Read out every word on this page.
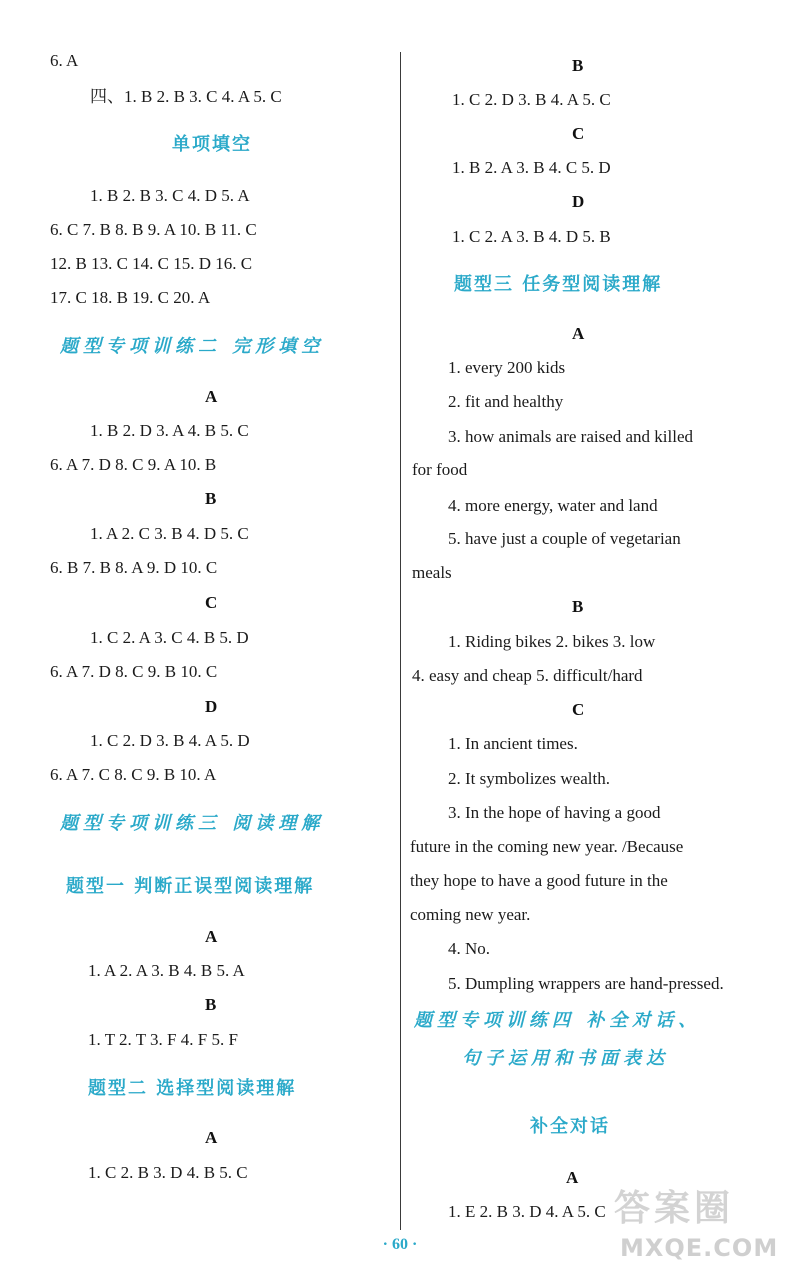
6. A
四、1. B 2. B 3. C 4. A 5. C
单项填空
1. B 2. B 3. C 4. D 5. A
6. C 7. B 8. B 9. A 10. B 11. C
12. B 13. C 14. C 15. D 16. C
17. C 18. B 19. C 20. A
题型专项训练二 完形填空
A
1. B 2. D 3. A 4. B 5. C
6. A 7. D 8. C 9. A 10. B
B
1. A 2. C 3. B 4. D 5. C
6. B 7. B 8. A 9. D 10. C
C
1. C 2. A 3. C 4. B 5. D
6. A 7. D 8. C 9. B 10. C
D
1. C 2. D 3. B 4. A 5. D
6. A 7. C 8. C 9. B 10. A
题型专项训练三 阅读理解
题型一 判断正误型阅读理解
A
1. A 2. A 3. B 4. B 5. A
B
1. T 2. T 3. F 4. F 5. F
题型二 选择型阅读理解
A
1. C 2. B 3. D 4. B 5. C
B
1. C 2. D 3. B 4. A 5. C
C
1. B 2. A 3. B 4. C 5. D
D
1. C 2. A 3. B 4. D 5. B
题型三 任务型阅读理解
A
1. every 200 kids
2. fit and healthy
3. how animals are raised and killed
for food
4. more energy, water and land
5. have just a couple of vegetarian
meals
B
1. Riding bikes 2. bikes 3. low
4. easy and cheap 5. difficult/hard
C
1. In ancient times.
2. It symbolizes wealth.
3. In the hope of having a good
future in the coming new year. /Because
they hope to have a good future in the
coming new year.
4. No.
5. Dumpling wrappers are hand-pressed.
题型专项训练四 补全对话、
句子运用和书面表达
补全对话
A
1. E 2. B 3. D 4. A 5. C
· 60 ·
答案圈
MXQE.COM
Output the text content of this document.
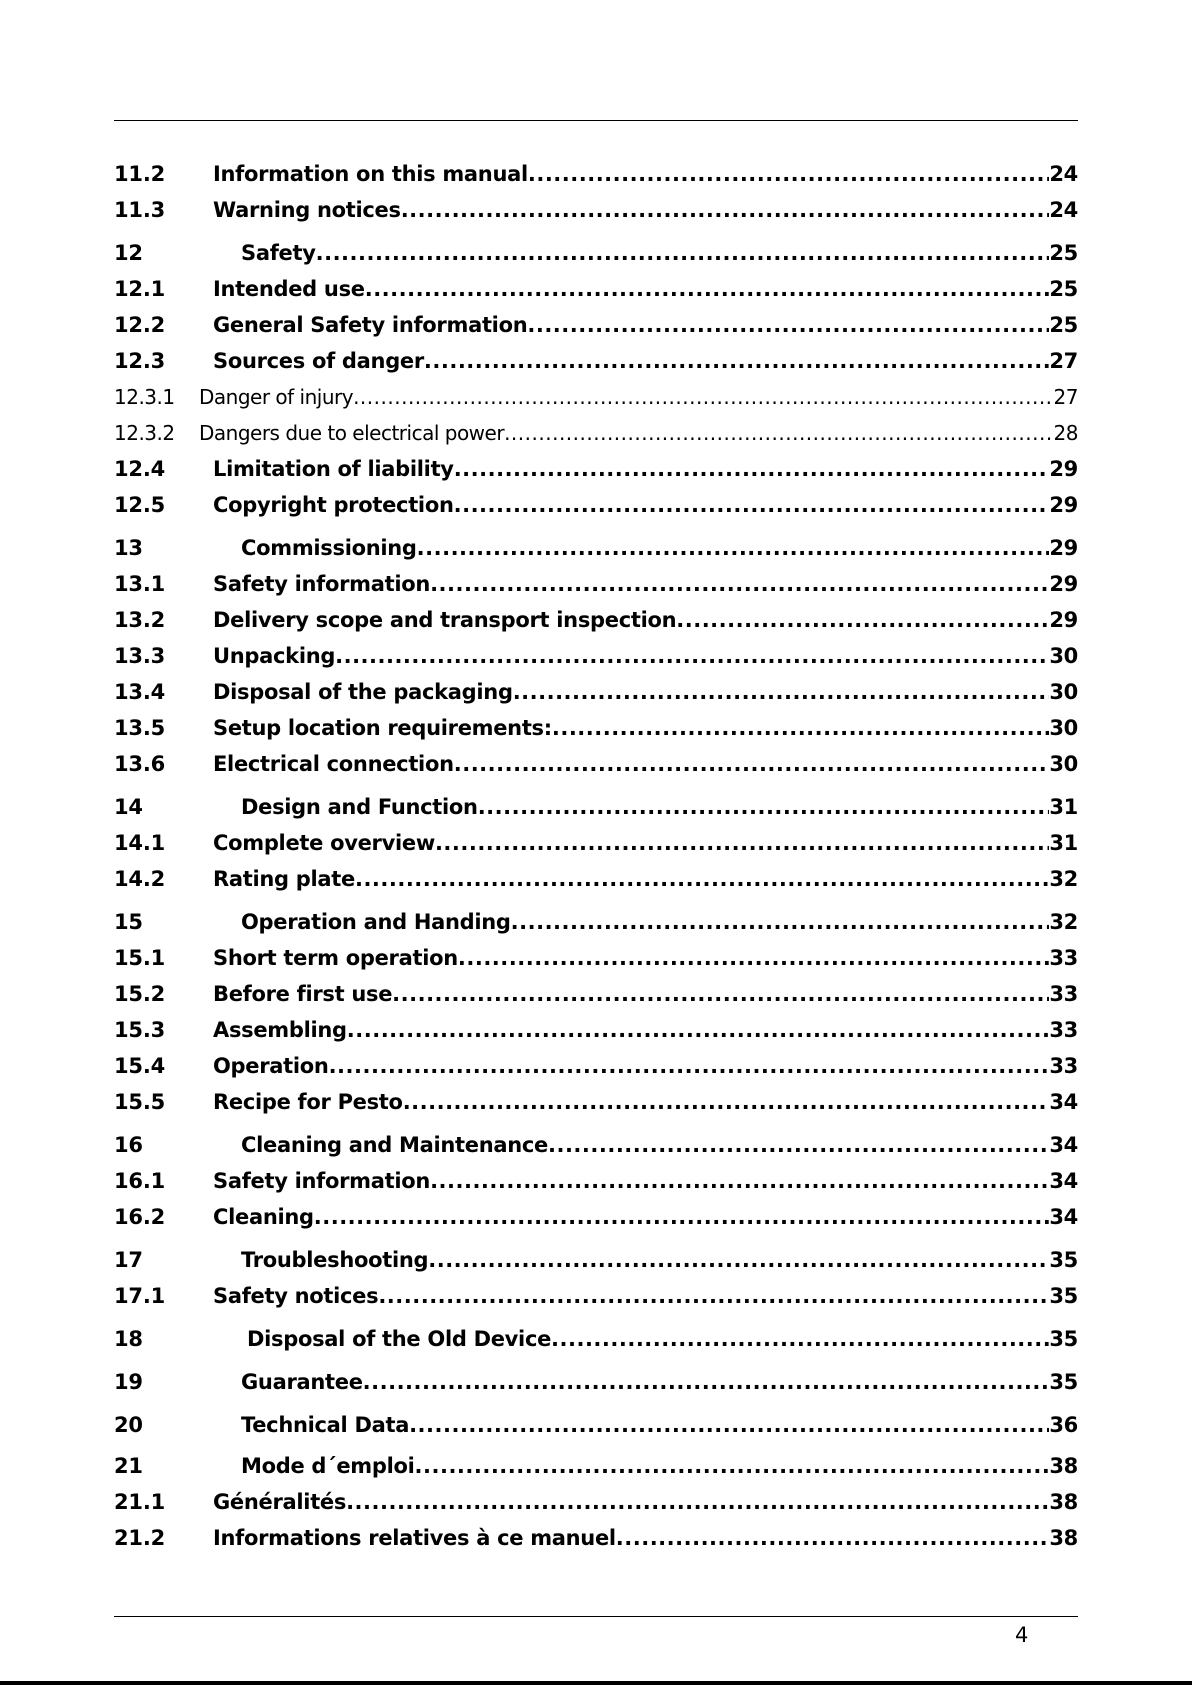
11.2 Information on this manual .....	24
11.3 Warning notices .....	24
12	Safety .....	25
12.1 Intended use .....	25
12.2 General Safety information .....	25
12.3 Sources of danger .....	27
12.3.1 Danger of injury .....	27
12.3.2 Dangers due to electrical power .....	28
12.4 Limitation of liability .....	29
12.5 Copyright protection .....	29
13	Commissioning .....	29
13.1 Safety information .....	29
13.2 Delivery scope and transport inspection .....	29
13.3 Unpacking .....	30
13.4 Disposal of the packaging .....	30
13.5 Setup location requirements: .....	30
13.6 Electrical connection .....	30
14	Design and Function .....	31
14.1 Complete overview .....	31
14.2 Rating plate .....	32
15	Operation and Handing .....	32
15.1 Short term operation .....	33
15.2 Before first use .....	33
15.3 Assembling .....	33
15.4 Operation .....	33
15.5 Recipe for Pesto .....	34
16	Cleaning and Maintenance .....	34
16.1 Safety information .....	34
16.2 Cleaning .....	34
17	Troubleshooting .....	35
17.1 Safety notices .....	35
18	Disposal of the Old Device .....	35
19	Guarantee .....	35
20	Technical Data .....	36
21	Mode d´emploi .....	38
21.1 Généralités .....	38
21.2 Informations relatives à ce manuel .....	38
4
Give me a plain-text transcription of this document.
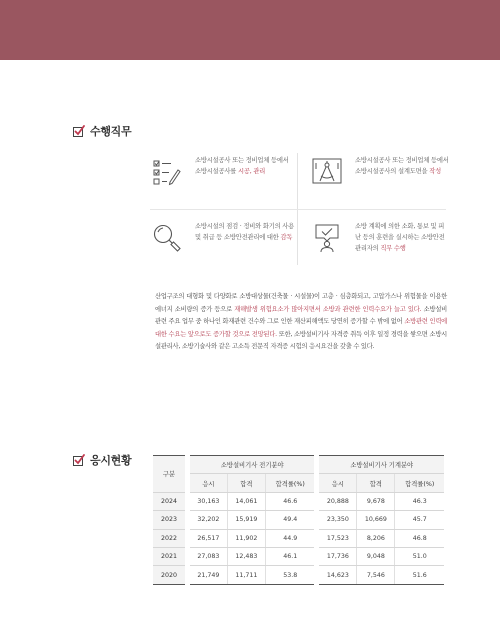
수행직무
소방시설공사 또는 정비업체 등에서 소방시설공사를 시공, 관리
소방시설공사 또는 정비업체 등에서 소방시설공사의 설계도면을 작성
소방시설의 점검 · 정비와 화기의 사용 및 취급 등 소방안전관리에 대한 감독
소방 계획에 의한 소화, 통보 및 피난 등의 훈련을 실시하는 소방안전관리자의 직무 수행
산업구조의 대형화 및 다양화로 소방대상물(건축물 · 시설물)이 고층 · 심층화되고, 고압가스나 위험물을 이용한 에너지 소비량의 증가 등으로 재해발생 위험요소가 많아지면서 소방과 관련한 인력수요가 늘고 있다. 소방설비 관련 주요 업무 중 하나인 화재관련 건수와 그로 인한 재산피해액도 당연히 증가할 수 밖에 없어 소방관련 인력에 대한 수요는 앞으로도 증가할 것으로 전망된다. 또한, 소방설비기사 자격증 취득 이후 일정 경력을 쌓으면 소방시설관리사, 소방기술사와 같은 고소득 전문직 자격증 시험의 응시요건을 갖출 수 있다.
응시현황
구분		소방설비기사 전기분야				소방설비기사 기계분야		
		응시	합격	합격률(%)		응시	합격	합격률(%)
2024		30,163	14,061	46.6		20,888	9,678	46.3
2023		32,202	15,919	49.4		23,350	10,669	45.7
2022		26,517	11,902	44.9		17,523	8,206	46.8
2021		27,083	12,483	46.1		17,736	9,048	51.0
2020		21,749	11,711	53.8		14,623	7,546	51.6
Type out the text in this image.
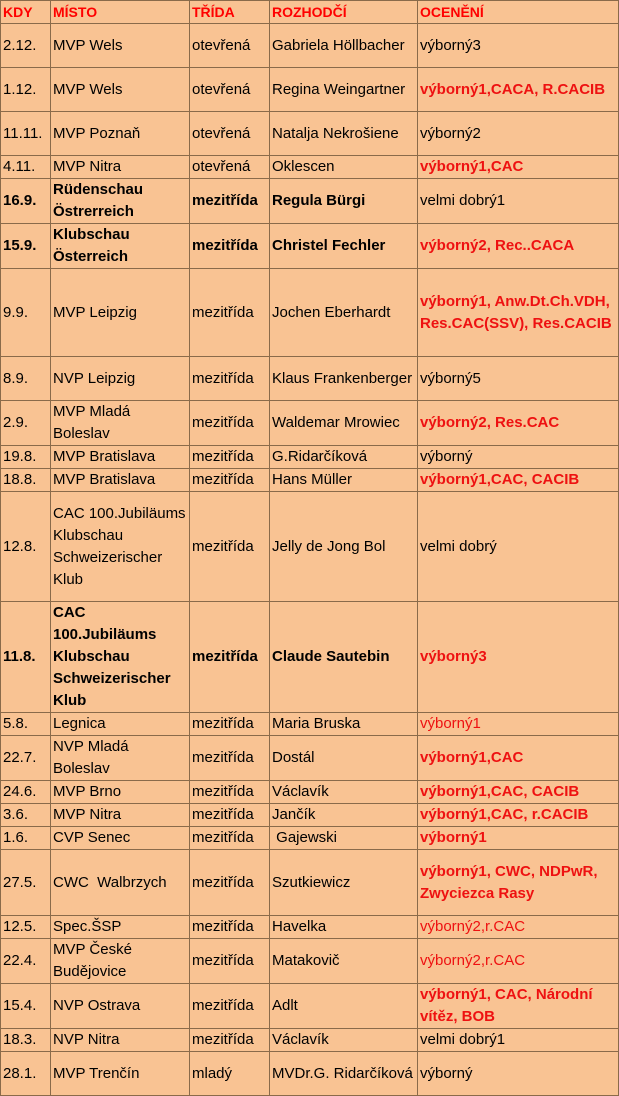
KDY	MÍSTO	TŘÍDA	ROZHODČÍ	OCENĚNÍ
2.12.	MVP Wels	otevřená	Gabriela Höllbacher	výborný3
1.12.	MVP Wels	otevřená	Regina Weingartner	výborný1,CACA, R.CACIB
11.11.	MVP Poznaň	otevřená	Natalja Nekrošiene	výborný2
4.11.	MVP Nitra	otevřená	Oklescen	výborný1,CAC
16.9.	Rüdenschau Östrerreich	mezitřída	Regula Bürgi	velmi dobrý1
15.9.	Klubschau Österreich	mezitřída	Christel Fechler	výborný2, Rec..CACA
9.9.	MVP Leipzig	mezitřída	Jochen Eberhardt	výborný1, Anw.Dt.Ch.VDH, Res.CAC(SSV), Res.CACIB
8.9.	NVP Leipzig	mezitřída	Klaus Frankenberger	výborný5
2.9.	MVP Mladá Boleslav	mezitřída	Waldemar Mrowiec	výborný2, Res.CAC
19.8.	MVP Bratislava	mezitřída	G.Ridarčíková	výborný
18.8.	MVP Bratislava	mezitřída	Hans Müller	výborný1,CAC, CACIB
12.8.	CAC 100.Jubiläums Klubschau Schweizerischer Klub	mezitřída	Jelly de Jong Bol	velmi dobrý
11.8.	CAC 100.Jubiläums Klubschau Schweizerischer Klub	mezitřída	Claude Sautebin	výborný3
5.8.	Legnica	mezitřída	Maria Bruska	výborný1
22.7.	NVP Mladá Boleslav	mezitřída	Dostál	výborný1,CAC
24.6.	MVP Brno	mezitřída	Václavík	výborný1,CAC, CACIB
3.6.	MVP Nitra	mezitřída	Jančík	výborný1,CAC, r.CACIB
1.6.	CVP Senec	mezitřída	Gajewski	výborný1
27.5.	CWC  Walbrzych	mezitřída	Szutkiewicz	výborný1, CWC, NDPwR, Zwyciezca Rasy
12.5.	Spec.ŠSP	mezitřída	Havelka	výborný2,r.CAC
22.4.	MVP České Budějovice	mezitřída	Matakovič	výborný2,r.CAC
15.4.	NVP Ostrava	mezitřída	Adlt	výborný1, CAC, Národní vítěz, BOB
18.3.	NVP Nitra	mezitřída	Václavík	velmi dobrý1
28.1.	MVP Trenčín	mladý	MVDr.G. Ridarčíková	výborný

WHAT YOU WILL DO => Pictures in the records above are not copied; print everything else exactly.

PROBLEM SOLUTION =>
Read out every word on this page.
6. A
四、1. B 2. B 3. C 4. A 5. C
单项填空
1. B 2. B 3. C 4. D 5. A
6. C 7. B 8. B 9. A 10. B 11. C
12. B 13. C 14. C 15. D 16. C
17. C 18. B 19. C 20. A
题型专项训练二 完形填空
A
1. B 2. D 3. A 4. B 5. C
6. A 7. D 8. C 9. A 10. B
B
1. A 2. C 3. B 4. D 5. C
6. B 7. B 8. A 9. D 10. C
C
1. C 2. A 3. C 4. B 5. D
6. A 7. D 8. C 9. B 10. C
D
1. C 2. D 3. B 4. A 5. D
6. A 7. C 8. C 9. B 10. A
题型专项训练三 阅读理解
题型一 判断正误型阅读理解
A
1. A 2. A 3. B 4. B 5. A
B
1. T 2. T 3. F 4. F 5. F
题型二 选择型阅读理解
A
1. C 2. B 3. D 4. B 5. C
B
1. C 2. D 3. B 4. A 5. C
C
1. B 2. A 3. B 4. C 5. D
D
1. C 2. A 3. B 4. D 5. B
题型三 任务型阅读理解
A
1. every 200 kids
2. fit and healthy
3. how animals are raised and killed
for food
4. more energy, water and land
5. have just a couple of vegetarian
meals
B
1. Riding bikes 2. bikes 3. low
4. easy and cheap 5. difficult/hard
C
1. In ancient times.
2. It symbolizes wealth.
3. In the hope of having a good
future in the coming new year. /Because
they hope to have a good future in the
coming new year.
4. No.
5. Dumpling wrappers are hand-pressed.
题型专项训练四 补全对话、
句子运用和书面表达
补全对话
A
1. E 2. B 3. D 4. A 5. C
· 60 ·
答案圈
MXQE.COM
Output the text content of this document.
11.2 Information on this manual .....	24
11.3 Warning notices .....	24
12	Safety .....	25
12.1 Intended use .....	25
12.2 General Safety information .....	25
12.3 Sources of danger .....	27
12.3.1 Danger of injury .....	27
12.3.2 Dangers due to electrical power .....	28
12.4 Limitation of liability .....	29
12.5 Copyright protection .....	29
13	Commissioning .....	29
13.1 Safety information .....	29
13.2 Delivery scope and transport inspection .....	29
13.3 Unpacking .....	30
13.4 Disposal of the packaging .....	30
13.5 Setup location requirements: .....	30
13.6 Electrical connection .....	30
14	Design and Function .....	31
14.1 Complete overview .....	31
14.2 Rating plate .....	32
15	Operation and Handing .....	32
15.1 Short term operation .....	33
15.2 Before first use .....	33
15.3 Assembling .....	33
15.4 Operation .....	33
15.5 Recipe for Pesto .....	34
16	Cleaning and Maintenance .....	34
16.1 Safety information .....	34
16.2 Cleaning .....	34
17	Troubleshooting .....	35
17.1 Safety notices .....	35
18	Disposal of the Old Device .....	35
19	Guarantee .....	35
20	Technical Data .....	36
21	Mode d´emploi .....	38
21.1 Généralités .....	38
21.2 Informations relatives à ce manuel .....	38
4
Give me a plain-text transcription of this document.
수행직무
소방시설공사 또는 정비업체 등에서 소방시설공사를 시공, 관리
소방시설공사 또는 정비업체 등에서 소방시설공사의 설계도면을 작성
소방시설의 점검 · 정비와 화기의 사용 및 취급 등 소방안전관리에 대한 감독
소방 계획에 의한 소화, 통보 및 피난 등의 훈련을 실시하는 소방안전관리자의 직무 수행
산업구조의 대형화 및 다양화로 소방대상물(건축물 · 시설물)이 고층 · 심층화되고, 고압가스나 위험물을 이용한 에너지 소비량의 증가 등으로 재해발생 위험요소가 많아지면서 소방과 관련한 인력수요가 늘고 있다. 소방설비 관련 주요 업무 중 하나인 화재관련 건수와 그로 인한 재산피해액도 당연히 증가할 수 밖에 없어 소방관련 인력에 대한 수요는 앞으로도 증가할 것으로 전망된다. 또한, 소방설비기사 자격증 취득 이후 일정 경력을 쌓으면 소방시설관리사, 소방기술사와 같은 고소득 전문직 자격증 시험의 응시요건을 갖출 수 있다.
응시현황
구분		소방설비기사 전기분야				소방설비기사 기계분야		
		응시	합격	합격률(%)		응시	합격	합격률(%)
2024		30,163	14,061	46.6		20,888	9,678	46.3
2023		32,202	15,919	49.4		23,350	10,669	45.7
2022		26,517	11,902	44.9		17,523	8,206	46.8
2021		27,083	12,483	46.1		17,736	9,048	51.0
2020		21,749	11,711	53.8		14,623	7,546	51.6
Type out the text in this image.
KDY	MÍSTO	TŘÍDA	ROZHODČÍ	OCENĚNÍ
2.12.	MVP Wels	otevřená	Gabriela Höllbacher	výborný3
1.12.	MVP Wels	otevřená	Regina Weingartner	výborný1,CACA, R.CACIB
11.11.	MVP Poznaň	otevřená	Natalja Nekrošiene	výborný2
4.11.	MVP Nitra	otevřená	Oklescen	výborný1,CAC
16.9.	Rüdenschau Östrerreich	mezitřída	Regula Bürgi	velmi dobrý1
15.9.	Klubschau Österreich	mezitřída	Christel Fechler	výborný2, Rec..CACA
9.9.	MVP Leipzig	mezitřída	Jochen Eberhardt	výborný1, Anw.Dt.Ch.VDH, Res.CAC(SSV), Res.CACIB
8.9.	NVP Leipzig	mezitřída	Klaus Frankenberger	výborný5
2.9.	MVP Mladá Boleslav	mezitřída	Waldemar Mrowiec	výborný2, Res.CAC
19.8.	MVP Bratislava	mezitřída	G.Ridarčíková	výborný
18.8.	MVP Bratislava	mezitřída	Hans Müller	výborný1,CAC, CACIB
12.8.	CAC 100.Jubiläums Klubschau Schweizerischer Klub	mezitřída	Jelly de Jong Bol	velmi dobrý
11.8.	CAC 100.Jubiläums Klubschau Schweizerischer Klub	mezitřída	Claude Sautebin	výborný3
5.8.	Legnica	mezitřída	Maria Bruska	výborný1
22.7.	NVP Mladá Boleslav	mezitřída	Dostál	výborný1,CAC
24.6.	MVP Brno	mezitřída	Václavík	výborný1,CAC, CACIB
3.6.	MVP Nitra	mezitřída	Jančík	výborný1,CAC, r.CACIB
1.6.	CVP Senec	mezitřída	Gajewski	výborný1
27.5.	CWC  Walbrzych	mezitřída	Szutkiewicz	výborný1, CWC, NDPwR, Zwyciezca Rasy
12.5.	Spec.ŠSP	mezitřída	Havelka	výborný2,r.CAC
22.4.	MVP České Budějovice	mezitřída	Matakovič	výborný2,r.CAC
15.4.	NVP Ostrava	mezitřída	Adlt	výborný1, CAC, Národní vítěz, BOB
18.3.	NVP Nitra	mezitřída	Václavík	velmi dobrý1
28.1.	MVP Trenčín	mladý	MVDr.G. Ridarčíková	výborný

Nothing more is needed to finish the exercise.